**DIRECTIONS FOR THIS TASK**
Print all of the data exactly as written.

=====

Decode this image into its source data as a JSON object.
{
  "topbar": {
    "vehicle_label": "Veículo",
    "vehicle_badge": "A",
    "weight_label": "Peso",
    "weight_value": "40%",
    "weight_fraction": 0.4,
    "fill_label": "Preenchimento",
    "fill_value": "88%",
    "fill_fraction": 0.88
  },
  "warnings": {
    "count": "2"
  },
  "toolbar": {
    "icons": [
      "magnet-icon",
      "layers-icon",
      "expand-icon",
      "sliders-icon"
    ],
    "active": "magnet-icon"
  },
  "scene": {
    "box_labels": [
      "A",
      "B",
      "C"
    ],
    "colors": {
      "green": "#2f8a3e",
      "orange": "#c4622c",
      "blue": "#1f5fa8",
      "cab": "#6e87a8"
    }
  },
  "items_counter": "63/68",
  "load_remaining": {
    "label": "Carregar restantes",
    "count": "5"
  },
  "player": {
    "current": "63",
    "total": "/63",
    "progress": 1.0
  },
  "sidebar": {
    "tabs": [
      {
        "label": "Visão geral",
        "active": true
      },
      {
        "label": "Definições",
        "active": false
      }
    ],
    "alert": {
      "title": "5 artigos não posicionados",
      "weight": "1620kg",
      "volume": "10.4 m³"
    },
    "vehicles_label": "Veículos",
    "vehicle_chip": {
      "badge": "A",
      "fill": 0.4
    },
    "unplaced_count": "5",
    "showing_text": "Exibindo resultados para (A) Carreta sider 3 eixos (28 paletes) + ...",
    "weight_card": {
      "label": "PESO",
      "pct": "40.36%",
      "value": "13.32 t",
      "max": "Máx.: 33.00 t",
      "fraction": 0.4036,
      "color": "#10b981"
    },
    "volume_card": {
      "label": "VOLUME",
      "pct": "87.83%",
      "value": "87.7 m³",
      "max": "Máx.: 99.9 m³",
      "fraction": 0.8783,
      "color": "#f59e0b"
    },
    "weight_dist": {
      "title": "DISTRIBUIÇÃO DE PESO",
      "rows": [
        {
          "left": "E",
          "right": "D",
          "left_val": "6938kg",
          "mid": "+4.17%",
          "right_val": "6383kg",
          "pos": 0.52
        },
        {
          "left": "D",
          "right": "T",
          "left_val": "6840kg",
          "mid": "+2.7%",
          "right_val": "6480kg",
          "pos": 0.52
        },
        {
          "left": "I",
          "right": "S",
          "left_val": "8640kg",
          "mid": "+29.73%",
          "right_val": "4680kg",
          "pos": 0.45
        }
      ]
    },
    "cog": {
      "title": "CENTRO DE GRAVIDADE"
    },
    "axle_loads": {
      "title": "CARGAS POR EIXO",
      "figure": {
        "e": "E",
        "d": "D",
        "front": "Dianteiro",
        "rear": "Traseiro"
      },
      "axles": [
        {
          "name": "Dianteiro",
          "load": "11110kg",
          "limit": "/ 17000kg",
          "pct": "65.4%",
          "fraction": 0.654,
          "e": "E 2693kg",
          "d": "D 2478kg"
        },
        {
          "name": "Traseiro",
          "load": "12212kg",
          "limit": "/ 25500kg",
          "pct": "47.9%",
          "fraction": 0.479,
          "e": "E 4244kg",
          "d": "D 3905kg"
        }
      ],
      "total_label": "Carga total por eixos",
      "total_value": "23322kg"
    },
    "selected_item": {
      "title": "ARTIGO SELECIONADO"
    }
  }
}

=====

**COMPLETED EXERCISE**
Decode this image into its source data as a JSON object.
{
  "topbar": {
    "vehicle_label": "Veículo",
    "vehicle_badge": "A",
    "weight_label": "Peso",
    "weight_value": "40%",
    "weight_fraction": 0.4,
    "fill_label": "Preenchimento",
    "fill_value": "88%",
    "fill_fraction": 0.88
  },
  "warnings": {
    "count": "2"
  },
  "toolbar": {
    "icons": [
      "magnet-icon",
      "layers-icon",
      "expand-icon",
      "sliders-icon"
    ],
    "active": "magnet-icon"
  },
  "scene": {
    "box_labels": [
      "A",
      "B",
      "C"
    ],
    "colors": {
      "green": "#2f8a3e",
      "orange": "#c4622c",
      "blue": "#1f5fa8",
      "cab": "#6e87a8"
    }
  },
  "items_counter": "63/68",
  "load_remaining": {
    "label": "Carregar restantes",
    "count": "5"
  },
  "player": {
    "current": "63",
    "total": "/63",
    "progress": 1.0
  },
  "sidebar": {
    "tabs": [
      {
        "label": "Visão geral",
        "active": true
      },
      {
        "label": "Definições",
        "active": false
      }
    ],
    "alert": {
      "title": "5 artigos não posicionados",
      "weight": "1620kg",
      "volume": "10.4 m³"
    },
    "vehicles_label": "Veículos",
    "vehicle_chip": {
      "badge": "A",
      "fill": 0.4
    },
    "unplaced_count": "5",
    "showing_text": "Exibindo resultados para (A) Carreta sider 3 eixos (28 paletes) + ...",
    "weight_card": {
      "label": "PESO",
      "pct": "40.36%",
      "value": "13.32 t",
      "max": "Máx.: 33.00 t",
      "fraction": 0.4036,
      "color": "#10b981"
    },
    "volume_card": {
      "label": "VOLUME",
      "pct": "87.83%",
      "value": "87.7 m³",
      "max": "Máx.: 99.9 m³",
      "fraction": 0.8783,
      "color": "#f59e0b"
    },
    "weight_dist": {
      "title": "DISTRIBUIÇÃO DE PESO",
      "rows": [
        {
          "left": "E",
          "right": "D",
          "left_val": "6938kg",
          "mid": "+4.17%",
          "right_val": "6383kg",
          "pos": 0.52
        },
        {
          "left": "D",
          "right": "T",
          "left_val": "6840kg",
          "mid": "+2.7%",
          "right_val": "6480kg",
          "pos": 0.52
        },
        {
          "left": "I",
          "right": "S",
          "left_val": "8640kg",
          "mid": "+29.73%",
          "right_val": "4680kg",
          "pos": 0.45
        }
      ]
    },
    "cog": {
      "title": "CENTRO DE GRAVIDADE"
    },
    "axle_loads": {
      "title": "CARGAS POR EIXO",
      "figure": {
        "e": "E",
        "d": "D",
        "front": "Dianteiro",
        "rear": "Traseiro"
      },
      "axles": [
        {
          "name": "Dianteiro",
          "load": "11110kg",
          "limit": "/ 17000kg",
          "pct": "65.4%",
          "fraction": 0.654,
          "e": "E 2693kg",
          "d": "D 2478kg"
        },
        {
          "name": "Traseiro",
          "load": "12212kg",
          "limit": "/ 25500kg",
          "pct": "47.9%",
          "fraction": 0.479,
          "e": "E 4244kg",
          "d": "D 3905kg"
        }
      ],
      "total_label": "Carga total por eixos",
      "total_value": "23322kg"
    },
    "selected_item": {
      "title": "ARTIGO SELECIONADO"
    }
  }
}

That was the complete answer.